Data:
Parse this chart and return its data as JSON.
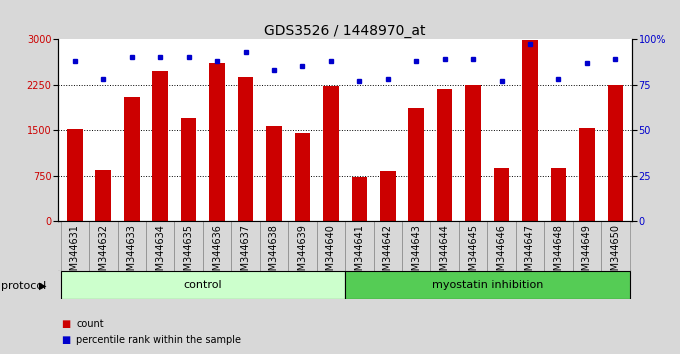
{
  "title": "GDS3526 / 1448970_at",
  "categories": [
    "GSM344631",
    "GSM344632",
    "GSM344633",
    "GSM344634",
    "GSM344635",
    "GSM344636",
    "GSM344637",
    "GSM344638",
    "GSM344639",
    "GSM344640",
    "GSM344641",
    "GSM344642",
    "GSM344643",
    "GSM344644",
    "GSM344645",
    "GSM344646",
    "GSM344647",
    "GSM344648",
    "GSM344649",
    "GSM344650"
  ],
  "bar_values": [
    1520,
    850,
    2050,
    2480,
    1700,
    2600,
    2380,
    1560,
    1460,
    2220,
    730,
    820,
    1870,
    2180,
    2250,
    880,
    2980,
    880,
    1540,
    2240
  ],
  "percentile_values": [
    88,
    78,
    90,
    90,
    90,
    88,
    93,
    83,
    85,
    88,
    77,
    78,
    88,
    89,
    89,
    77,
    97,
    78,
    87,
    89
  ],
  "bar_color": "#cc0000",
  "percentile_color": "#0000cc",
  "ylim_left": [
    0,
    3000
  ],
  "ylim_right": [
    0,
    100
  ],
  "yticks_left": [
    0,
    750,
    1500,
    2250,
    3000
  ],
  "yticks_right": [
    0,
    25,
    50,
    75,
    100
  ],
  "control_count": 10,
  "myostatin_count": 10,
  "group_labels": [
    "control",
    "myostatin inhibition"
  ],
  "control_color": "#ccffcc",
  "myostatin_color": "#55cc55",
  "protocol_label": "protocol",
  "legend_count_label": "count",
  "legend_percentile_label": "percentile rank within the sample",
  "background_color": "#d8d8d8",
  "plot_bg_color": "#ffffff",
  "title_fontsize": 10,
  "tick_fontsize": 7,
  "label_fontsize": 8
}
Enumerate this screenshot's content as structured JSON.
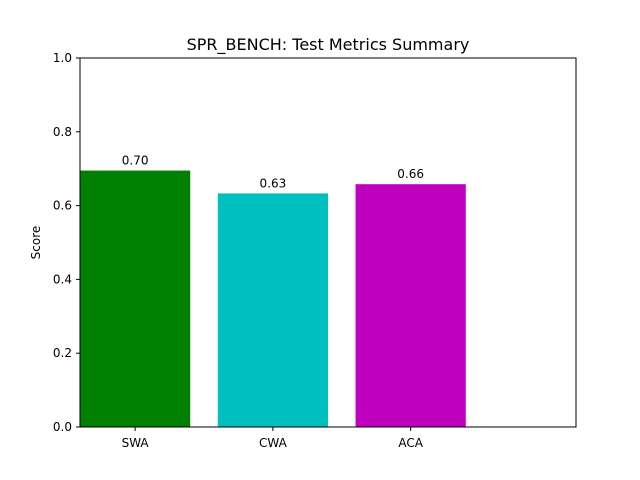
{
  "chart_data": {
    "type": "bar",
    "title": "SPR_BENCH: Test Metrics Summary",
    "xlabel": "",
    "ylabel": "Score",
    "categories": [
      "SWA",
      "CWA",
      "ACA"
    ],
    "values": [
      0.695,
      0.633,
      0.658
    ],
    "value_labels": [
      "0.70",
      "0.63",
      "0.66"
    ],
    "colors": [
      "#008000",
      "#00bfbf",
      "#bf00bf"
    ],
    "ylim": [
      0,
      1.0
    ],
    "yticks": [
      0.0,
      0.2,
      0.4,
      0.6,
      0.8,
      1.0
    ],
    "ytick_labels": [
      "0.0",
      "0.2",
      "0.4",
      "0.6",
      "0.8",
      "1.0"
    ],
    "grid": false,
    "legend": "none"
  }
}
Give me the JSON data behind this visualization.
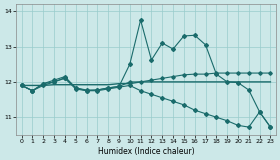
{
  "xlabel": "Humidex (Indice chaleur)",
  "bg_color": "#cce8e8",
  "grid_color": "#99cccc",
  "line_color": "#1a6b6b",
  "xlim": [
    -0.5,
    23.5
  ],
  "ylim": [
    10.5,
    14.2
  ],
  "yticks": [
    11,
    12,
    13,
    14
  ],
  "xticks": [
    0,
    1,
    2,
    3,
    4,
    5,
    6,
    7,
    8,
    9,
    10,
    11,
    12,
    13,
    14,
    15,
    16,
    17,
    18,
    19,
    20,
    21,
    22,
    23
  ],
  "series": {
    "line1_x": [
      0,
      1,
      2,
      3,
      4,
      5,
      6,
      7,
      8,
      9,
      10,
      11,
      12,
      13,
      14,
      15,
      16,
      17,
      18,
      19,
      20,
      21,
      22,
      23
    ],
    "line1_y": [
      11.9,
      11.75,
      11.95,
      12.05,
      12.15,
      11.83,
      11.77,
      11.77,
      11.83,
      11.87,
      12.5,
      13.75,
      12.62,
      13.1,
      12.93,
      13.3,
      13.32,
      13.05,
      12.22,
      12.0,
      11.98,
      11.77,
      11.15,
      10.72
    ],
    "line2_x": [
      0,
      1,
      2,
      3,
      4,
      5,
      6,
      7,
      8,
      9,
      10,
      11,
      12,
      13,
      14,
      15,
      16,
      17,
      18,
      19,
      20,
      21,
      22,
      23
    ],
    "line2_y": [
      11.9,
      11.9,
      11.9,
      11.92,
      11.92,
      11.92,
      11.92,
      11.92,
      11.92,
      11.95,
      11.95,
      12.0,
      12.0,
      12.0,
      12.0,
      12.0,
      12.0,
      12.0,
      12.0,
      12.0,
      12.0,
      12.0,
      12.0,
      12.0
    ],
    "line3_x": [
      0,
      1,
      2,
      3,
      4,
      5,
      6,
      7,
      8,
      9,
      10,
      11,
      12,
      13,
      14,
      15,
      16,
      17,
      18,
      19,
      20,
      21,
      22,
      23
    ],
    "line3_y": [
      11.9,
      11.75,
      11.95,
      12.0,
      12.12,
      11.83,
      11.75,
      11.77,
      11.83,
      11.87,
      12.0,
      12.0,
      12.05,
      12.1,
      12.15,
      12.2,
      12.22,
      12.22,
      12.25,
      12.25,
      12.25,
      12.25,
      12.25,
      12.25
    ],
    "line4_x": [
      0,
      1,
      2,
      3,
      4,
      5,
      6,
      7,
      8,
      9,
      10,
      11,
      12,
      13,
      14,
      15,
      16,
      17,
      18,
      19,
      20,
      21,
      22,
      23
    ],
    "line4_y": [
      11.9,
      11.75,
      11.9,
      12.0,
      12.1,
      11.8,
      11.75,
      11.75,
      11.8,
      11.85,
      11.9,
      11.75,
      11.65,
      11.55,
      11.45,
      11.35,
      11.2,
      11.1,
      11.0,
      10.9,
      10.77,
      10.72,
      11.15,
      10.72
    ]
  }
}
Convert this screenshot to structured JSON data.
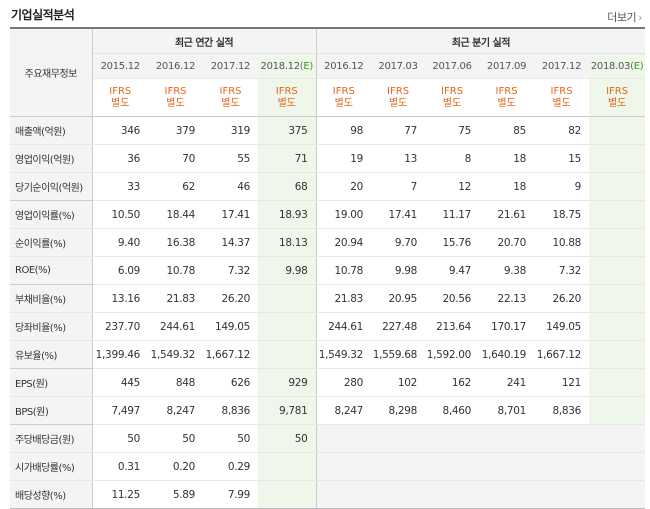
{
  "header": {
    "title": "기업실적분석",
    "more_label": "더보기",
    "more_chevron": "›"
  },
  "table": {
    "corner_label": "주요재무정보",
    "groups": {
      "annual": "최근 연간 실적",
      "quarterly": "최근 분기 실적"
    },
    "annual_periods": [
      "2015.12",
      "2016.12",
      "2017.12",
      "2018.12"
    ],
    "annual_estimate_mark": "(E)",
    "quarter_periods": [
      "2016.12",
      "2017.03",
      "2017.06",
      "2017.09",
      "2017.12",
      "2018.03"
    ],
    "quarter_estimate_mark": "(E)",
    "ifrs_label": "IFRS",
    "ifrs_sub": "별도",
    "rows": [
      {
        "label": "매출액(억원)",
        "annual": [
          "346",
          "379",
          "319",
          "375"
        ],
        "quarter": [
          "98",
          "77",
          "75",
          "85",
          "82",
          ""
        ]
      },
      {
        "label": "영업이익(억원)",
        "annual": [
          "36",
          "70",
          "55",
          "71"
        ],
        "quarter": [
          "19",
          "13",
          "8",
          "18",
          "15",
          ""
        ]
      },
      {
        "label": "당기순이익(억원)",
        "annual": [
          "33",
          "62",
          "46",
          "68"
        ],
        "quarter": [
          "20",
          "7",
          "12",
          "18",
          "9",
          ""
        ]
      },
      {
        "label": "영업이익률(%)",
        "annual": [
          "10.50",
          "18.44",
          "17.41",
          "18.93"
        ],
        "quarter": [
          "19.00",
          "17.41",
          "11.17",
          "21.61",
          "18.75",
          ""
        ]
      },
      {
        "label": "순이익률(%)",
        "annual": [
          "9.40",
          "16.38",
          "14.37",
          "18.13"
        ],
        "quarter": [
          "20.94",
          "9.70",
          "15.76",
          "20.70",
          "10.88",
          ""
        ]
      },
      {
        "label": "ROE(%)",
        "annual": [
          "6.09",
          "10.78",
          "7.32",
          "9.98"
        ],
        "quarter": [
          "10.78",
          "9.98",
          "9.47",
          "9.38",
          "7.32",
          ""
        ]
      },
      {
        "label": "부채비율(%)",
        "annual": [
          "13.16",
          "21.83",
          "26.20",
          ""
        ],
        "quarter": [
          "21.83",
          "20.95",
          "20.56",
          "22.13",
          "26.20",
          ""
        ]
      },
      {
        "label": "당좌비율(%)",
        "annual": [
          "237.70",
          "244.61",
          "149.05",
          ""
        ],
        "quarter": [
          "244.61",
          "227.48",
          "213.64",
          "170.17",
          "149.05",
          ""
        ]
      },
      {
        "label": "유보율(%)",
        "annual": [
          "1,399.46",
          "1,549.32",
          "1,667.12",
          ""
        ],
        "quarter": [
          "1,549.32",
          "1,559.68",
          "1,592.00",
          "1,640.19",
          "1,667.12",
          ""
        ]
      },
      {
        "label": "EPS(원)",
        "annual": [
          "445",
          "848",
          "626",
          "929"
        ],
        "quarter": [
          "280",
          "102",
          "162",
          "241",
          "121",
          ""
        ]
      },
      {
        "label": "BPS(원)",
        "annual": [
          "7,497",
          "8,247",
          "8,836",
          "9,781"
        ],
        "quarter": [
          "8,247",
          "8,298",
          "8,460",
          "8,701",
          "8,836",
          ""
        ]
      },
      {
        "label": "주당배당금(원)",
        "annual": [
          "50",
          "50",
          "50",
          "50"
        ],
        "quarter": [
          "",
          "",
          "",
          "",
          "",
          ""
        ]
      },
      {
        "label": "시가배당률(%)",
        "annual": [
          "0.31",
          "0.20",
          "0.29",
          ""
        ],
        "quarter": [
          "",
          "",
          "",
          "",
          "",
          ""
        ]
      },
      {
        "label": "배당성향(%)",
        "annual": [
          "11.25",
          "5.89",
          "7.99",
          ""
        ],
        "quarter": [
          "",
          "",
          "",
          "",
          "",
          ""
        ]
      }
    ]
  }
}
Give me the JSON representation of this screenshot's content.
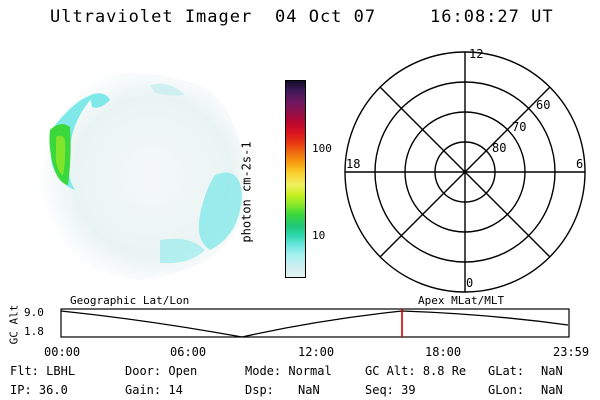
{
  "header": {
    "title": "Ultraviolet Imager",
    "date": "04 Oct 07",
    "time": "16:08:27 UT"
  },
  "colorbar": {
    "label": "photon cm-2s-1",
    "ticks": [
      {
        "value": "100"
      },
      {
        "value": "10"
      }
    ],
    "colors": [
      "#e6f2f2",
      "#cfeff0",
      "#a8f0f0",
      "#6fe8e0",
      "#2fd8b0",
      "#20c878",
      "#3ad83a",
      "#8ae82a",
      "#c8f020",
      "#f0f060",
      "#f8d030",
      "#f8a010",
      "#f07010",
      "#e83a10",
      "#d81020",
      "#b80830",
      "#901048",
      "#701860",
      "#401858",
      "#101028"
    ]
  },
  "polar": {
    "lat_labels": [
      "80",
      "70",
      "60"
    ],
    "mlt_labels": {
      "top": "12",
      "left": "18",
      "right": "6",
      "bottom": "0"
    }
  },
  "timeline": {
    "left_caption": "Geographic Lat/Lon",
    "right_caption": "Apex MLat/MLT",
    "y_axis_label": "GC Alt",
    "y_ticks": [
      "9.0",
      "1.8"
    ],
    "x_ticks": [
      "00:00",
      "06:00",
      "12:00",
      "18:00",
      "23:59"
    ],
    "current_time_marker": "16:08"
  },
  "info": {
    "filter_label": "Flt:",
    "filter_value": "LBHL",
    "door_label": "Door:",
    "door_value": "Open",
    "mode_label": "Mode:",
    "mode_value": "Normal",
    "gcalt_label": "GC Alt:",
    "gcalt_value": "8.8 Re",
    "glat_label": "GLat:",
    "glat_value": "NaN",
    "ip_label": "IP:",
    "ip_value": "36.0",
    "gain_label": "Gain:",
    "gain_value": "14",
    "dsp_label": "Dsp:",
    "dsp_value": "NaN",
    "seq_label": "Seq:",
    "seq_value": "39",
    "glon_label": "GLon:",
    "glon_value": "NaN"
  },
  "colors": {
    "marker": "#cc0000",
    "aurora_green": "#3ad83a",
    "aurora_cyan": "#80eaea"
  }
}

What to work on:
Pull out every line of the records that includes the string "this".

Answer for the task:
Parse this chart and return its data as JSON.
Enumerate this screenshot's content as structured JSON.
Give me the JSON data behind this visualization.
Convert this screenshot to structured JSON data.
Give me the JSON representation of this screenshot's content.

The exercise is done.